Entries taken from a collection ->

--*--

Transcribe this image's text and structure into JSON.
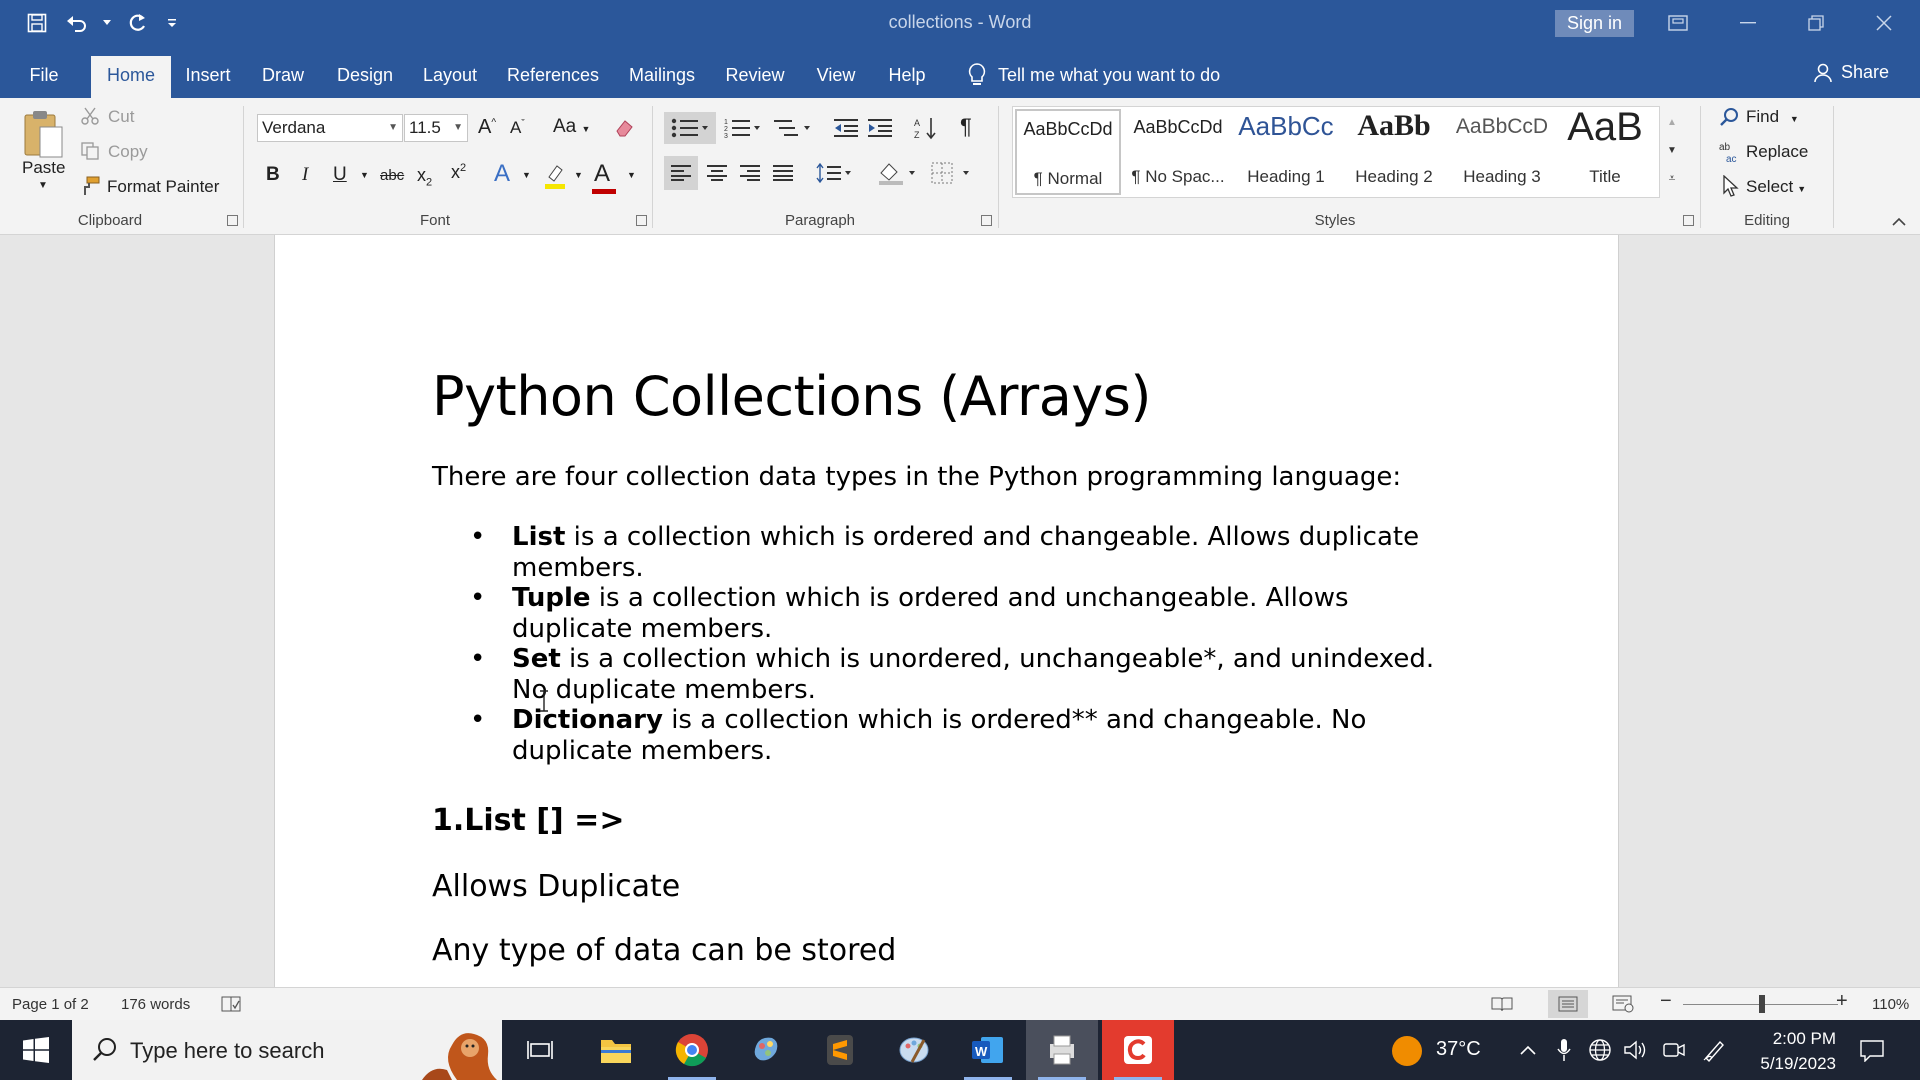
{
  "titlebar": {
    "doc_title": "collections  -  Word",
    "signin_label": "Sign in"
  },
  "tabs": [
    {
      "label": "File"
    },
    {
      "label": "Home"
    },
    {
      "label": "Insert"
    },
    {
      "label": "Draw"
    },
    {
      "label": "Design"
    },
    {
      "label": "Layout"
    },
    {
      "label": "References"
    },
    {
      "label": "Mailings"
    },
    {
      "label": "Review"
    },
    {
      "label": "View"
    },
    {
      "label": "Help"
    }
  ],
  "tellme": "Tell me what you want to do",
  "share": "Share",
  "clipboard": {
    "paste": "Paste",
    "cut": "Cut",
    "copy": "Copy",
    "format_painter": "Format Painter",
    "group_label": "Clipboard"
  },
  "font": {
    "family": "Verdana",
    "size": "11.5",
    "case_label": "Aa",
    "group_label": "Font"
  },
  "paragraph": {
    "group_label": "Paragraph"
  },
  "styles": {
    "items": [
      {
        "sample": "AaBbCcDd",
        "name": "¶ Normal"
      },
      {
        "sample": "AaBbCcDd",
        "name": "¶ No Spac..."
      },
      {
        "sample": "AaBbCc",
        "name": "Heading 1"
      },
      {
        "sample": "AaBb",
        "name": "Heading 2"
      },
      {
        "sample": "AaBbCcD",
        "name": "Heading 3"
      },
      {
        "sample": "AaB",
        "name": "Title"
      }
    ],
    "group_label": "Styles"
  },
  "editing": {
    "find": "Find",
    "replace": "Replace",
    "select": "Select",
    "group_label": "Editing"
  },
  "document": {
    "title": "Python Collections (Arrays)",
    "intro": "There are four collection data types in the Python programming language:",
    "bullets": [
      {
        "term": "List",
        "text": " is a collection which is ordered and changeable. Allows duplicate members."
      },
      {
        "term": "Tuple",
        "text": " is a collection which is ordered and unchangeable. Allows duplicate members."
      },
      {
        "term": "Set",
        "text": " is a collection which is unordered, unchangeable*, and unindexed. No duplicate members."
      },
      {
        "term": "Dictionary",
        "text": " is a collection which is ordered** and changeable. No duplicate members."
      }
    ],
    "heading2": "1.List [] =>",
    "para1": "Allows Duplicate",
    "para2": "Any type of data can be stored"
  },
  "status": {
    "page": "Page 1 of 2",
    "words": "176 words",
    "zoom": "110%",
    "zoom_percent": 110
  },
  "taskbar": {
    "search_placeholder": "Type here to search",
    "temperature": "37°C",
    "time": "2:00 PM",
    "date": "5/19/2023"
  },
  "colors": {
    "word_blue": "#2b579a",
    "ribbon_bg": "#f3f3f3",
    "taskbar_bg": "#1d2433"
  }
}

--*--

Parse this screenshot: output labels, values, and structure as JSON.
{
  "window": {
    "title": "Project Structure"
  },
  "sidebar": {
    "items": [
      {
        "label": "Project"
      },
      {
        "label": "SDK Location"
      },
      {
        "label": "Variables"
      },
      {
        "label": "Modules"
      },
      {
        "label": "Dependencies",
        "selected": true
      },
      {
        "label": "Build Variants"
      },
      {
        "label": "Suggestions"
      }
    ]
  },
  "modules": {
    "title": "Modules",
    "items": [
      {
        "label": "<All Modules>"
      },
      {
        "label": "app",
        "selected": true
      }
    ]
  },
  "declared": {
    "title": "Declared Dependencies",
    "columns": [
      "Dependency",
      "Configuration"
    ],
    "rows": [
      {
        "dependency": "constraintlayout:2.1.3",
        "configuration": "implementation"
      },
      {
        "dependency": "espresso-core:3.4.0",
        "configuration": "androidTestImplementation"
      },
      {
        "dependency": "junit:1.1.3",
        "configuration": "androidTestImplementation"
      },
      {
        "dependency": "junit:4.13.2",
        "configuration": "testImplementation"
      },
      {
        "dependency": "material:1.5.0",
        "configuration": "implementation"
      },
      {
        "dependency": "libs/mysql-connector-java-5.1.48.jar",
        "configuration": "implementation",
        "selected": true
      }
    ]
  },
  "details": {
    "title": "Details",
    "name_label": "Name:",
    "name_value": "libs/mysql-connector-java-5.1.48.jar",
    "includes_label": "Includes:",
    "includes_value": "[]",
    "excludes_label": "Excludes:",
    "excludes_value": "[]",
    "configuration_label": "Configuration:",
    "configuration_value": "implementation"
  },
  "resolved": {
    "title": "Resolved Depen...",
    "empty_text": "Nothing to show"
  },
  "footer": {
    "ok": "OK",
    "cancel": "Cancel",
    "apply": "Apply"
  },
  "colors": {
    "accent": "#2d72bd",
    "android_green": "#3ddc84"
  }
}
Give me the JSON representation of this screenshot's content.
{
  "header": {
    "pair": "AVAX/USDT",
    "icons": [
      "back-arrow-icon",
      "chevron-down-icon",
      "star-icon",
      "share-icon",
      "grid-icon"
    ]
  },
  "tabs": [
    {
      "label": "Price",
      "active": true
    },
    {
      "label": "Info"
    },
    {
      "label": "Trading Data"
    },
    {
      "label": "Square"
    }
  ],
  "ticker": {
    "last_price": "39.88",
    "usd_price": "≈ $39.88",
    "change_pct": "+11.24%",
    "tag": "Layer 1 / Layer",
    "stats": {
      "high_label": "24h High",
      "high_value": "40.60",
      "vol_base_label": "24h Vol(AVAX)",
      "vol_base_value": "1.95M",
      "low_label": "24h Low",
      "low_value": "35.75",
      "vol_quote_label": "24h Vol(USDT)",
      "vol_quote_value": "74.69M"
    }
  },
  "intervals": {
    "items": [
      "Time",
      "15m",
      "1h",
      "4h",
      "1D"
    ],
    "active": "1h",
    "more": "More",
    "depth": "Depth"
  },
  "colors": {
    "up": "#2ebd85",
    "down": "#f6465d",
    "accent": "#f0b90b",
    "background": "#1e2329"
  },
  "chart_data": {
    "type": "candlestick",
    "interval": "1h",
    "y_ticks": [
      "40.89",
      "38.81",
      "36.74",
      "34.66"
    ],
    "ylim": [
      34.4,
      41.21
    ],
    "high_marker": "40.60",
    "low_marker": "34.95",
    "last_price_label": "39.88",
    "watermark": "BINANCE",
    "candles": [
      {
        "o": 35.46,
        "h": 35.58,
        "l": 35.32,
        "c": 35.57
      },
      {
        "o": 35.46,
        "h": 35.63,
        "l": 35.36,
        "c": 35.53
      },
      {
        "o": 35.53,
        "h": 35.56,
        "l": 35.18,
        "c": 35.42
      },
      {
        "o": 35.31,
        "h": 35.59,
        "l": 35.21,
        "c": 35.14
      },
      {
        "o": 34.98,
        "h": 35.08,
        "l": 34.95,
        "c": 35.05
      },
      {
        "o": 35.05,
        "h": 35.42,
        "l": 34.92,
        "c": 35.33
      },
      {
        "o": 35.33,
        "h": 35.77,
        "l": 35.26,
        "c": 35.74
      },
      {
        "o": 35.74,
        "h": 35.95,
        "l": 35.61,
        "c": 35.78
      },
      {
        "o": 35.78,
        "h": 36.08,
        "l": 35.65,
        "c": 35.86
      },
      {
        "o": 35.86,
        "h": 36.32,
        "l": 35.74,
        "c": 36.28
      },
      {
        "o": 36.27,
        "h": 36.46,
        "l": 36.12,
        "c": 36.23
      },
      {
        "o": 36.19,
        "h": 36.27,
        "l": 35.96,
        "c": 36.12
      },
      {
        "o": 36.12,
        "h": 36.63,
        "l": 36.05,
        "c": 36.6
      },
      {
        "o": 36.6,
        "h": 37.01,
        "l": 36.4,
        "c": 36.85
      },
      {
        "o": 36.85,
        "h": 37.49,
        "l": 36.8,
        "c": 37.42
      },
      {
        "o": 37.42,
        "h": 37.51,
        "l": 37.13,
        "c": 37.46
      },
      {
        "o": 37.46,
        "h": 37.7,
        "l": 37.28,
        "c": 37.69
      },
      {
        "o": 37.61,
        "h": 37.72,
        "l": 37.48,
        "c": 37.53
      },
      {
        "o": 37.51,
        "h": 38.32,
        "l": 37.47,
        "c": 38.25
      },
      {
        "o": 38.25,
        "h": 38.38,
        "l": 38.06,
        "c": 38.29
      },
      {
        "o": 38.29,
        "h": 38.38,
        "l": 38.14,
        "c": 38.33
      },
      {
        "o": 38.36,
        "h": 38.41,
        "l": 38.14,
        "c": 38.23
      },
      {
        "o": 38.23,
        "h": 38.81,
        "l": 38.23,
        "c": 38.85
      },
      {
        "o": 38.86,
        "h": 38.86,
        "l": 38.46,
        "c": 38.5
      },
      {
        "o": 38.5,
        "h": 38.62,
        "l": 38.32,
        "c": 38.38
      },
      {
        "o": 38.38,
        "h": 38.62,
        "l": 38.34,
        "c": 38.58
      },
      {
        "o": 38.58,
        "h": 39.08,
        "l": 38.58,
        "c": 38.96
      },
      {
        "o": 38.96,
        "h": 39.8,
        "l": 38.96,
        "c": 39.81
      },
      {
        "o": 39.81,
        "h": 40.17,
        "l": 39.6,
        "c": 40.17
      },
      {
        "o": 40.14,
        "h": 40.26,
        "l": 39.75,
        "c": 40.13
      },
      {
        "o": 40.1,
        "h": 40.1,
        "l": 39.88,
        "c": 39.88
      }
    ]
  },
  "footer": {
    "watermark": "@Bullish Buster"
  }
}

--*--

Task description ->
Every line of the records that includes the word "USDT" should be gathered.

Full output ->
    "pair": "AVAX/USDT",
      "vol_quote_label": "24h Vol(USDT)",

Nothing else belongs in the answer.